>> Start MATERIAL PROVIDED
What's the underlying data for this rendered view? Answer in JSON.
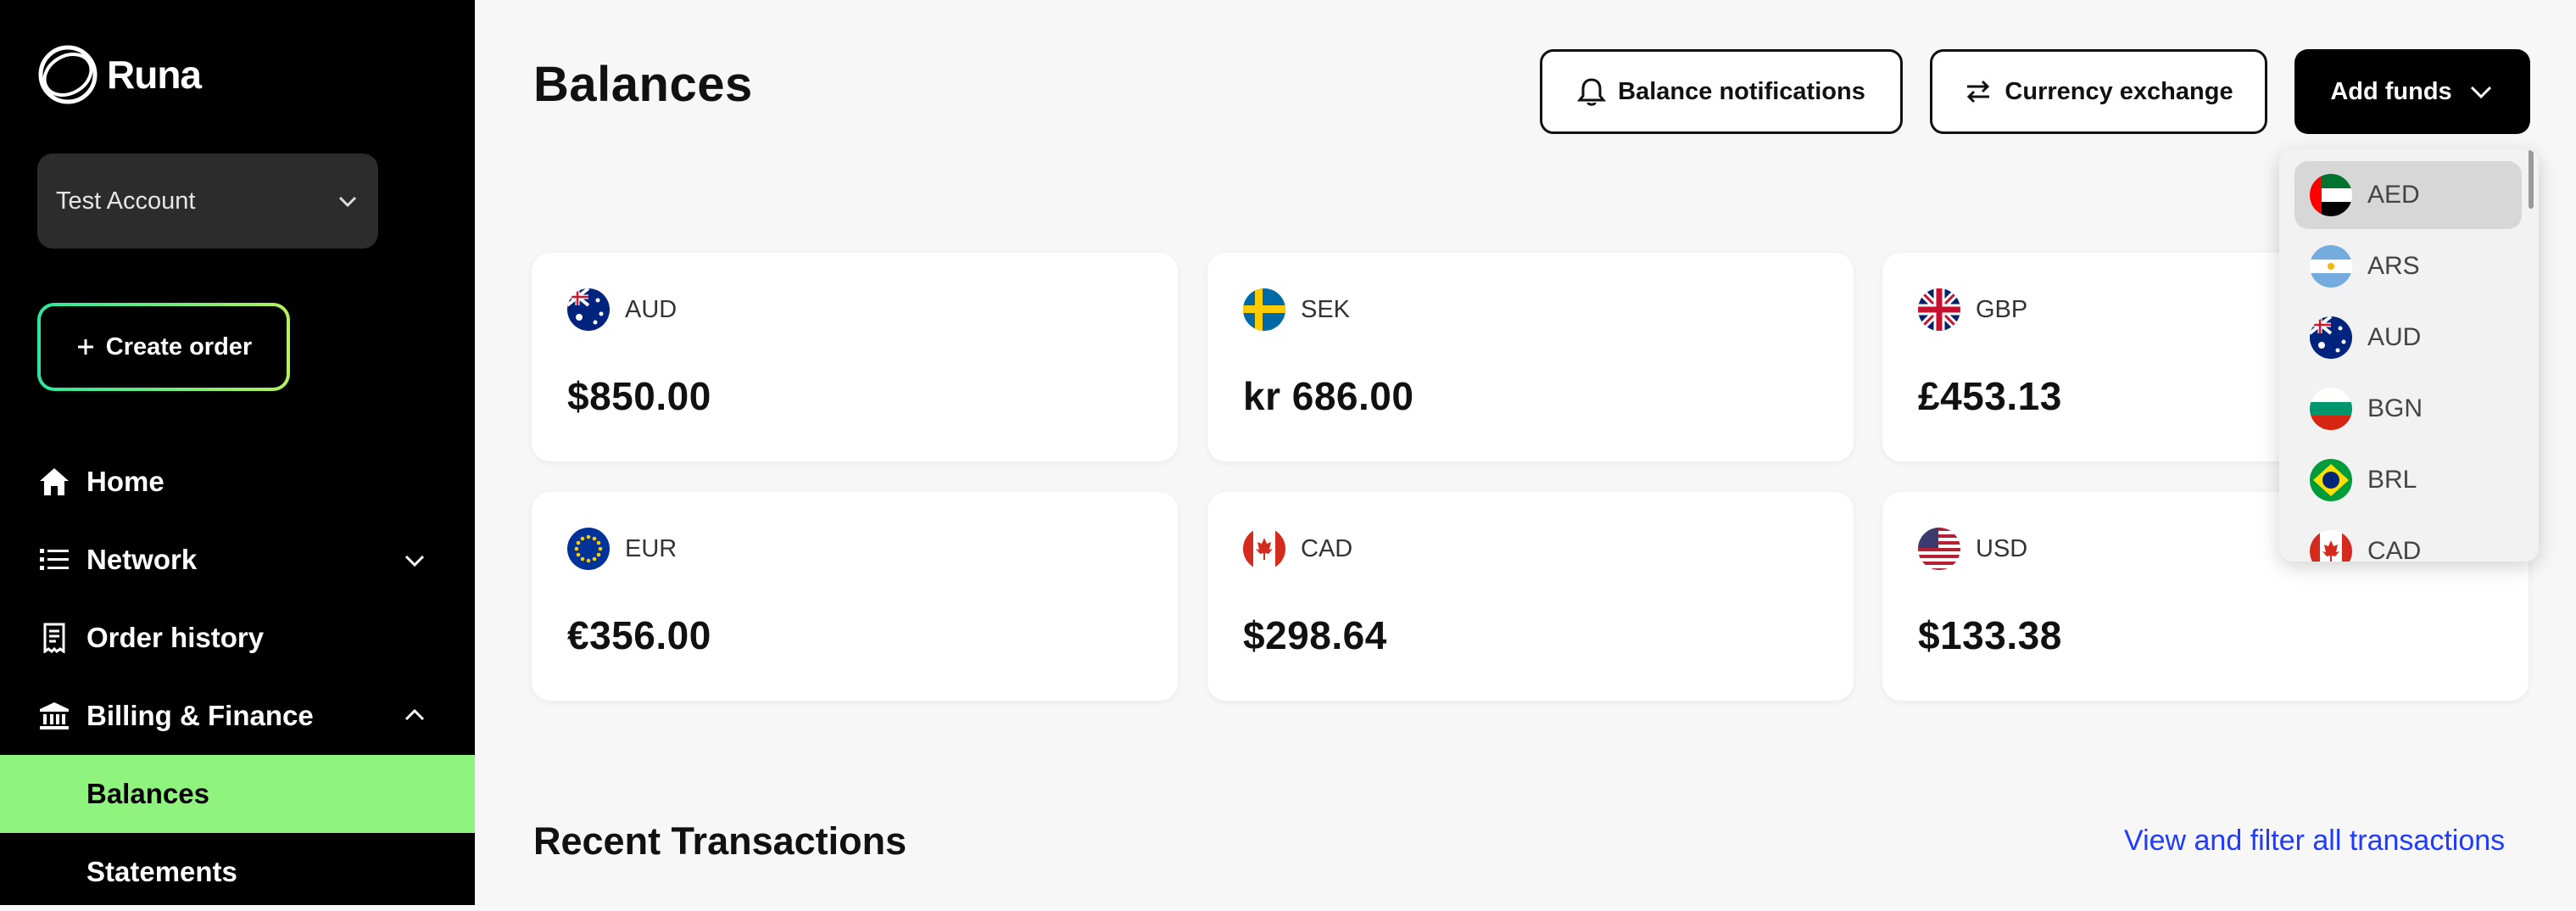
{
  "brand": {
    "name": "Runa"
  },
  "account": {
    "selected": "Test Account"
  },
  "sidebar": {
    "create_label": "Create order",
    "items": [
      {
        "label": "Home"
      },
      {
        "label": "Network"
      },
      {
        "label": "Order history"
      },
      {
        "label": "Billing & Finance"
      },
      {
        "label": "Balances"
      },
      {
        "label": "Statements"
      }
    ]
  },
  "header": {
    "title": "Balances",
    "notifications_label": "Balance notifications",
    "exchange_label": "Currency exchange",
    "add_funds_label": "Add funds"
  },
  "balances": [
    {
      "code": "AUD",
      "amount": "$850.00"
    },
    {
      "code": "SEK",
      "amount": "kr 686.00"
    },
    {
      "code": "GBP",
      "amount": "£453.13"
    },
    {
      "code": "EUR",
      "amount": "€356.00"
    },
    {
      "code": "CAD",
      "amount": "$298.64"
    },
    {
      "code": "USD",
      "amount": "$133.38"
    }
  ],
  "dropdown": {
    "options": [
      "AED",
      "ARS",
      "AUD",
      "BGN",
      "BRL",
      "CAD"
    ],
    "selected": "AED"
  },
  "transactions": {
    "title": "Recent Transactions",
    "view_all_label": "View and filter all transactions"
  },
  "colors": {
    "sidebar_bg": "#000000",
    "active_nav": "#8ef47e",
    "link": "#1f3bff",
    "create_gradient_start": "#2be6a0",
    "create_gradient_end": "#b4f05c"
  }
}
>> End MATERIAL PROVIDED
◆ TASK GOAL ◆
Find every line in the records above that contains the word "code", and copy each one.

◆ OUTPUT OF THE EXERCISE ◆
      "code": "AUD",
      "code": "SEK",
      "code": "GBP",
      "code": "EUR",
      "code": "CAD",
      "code": "USD",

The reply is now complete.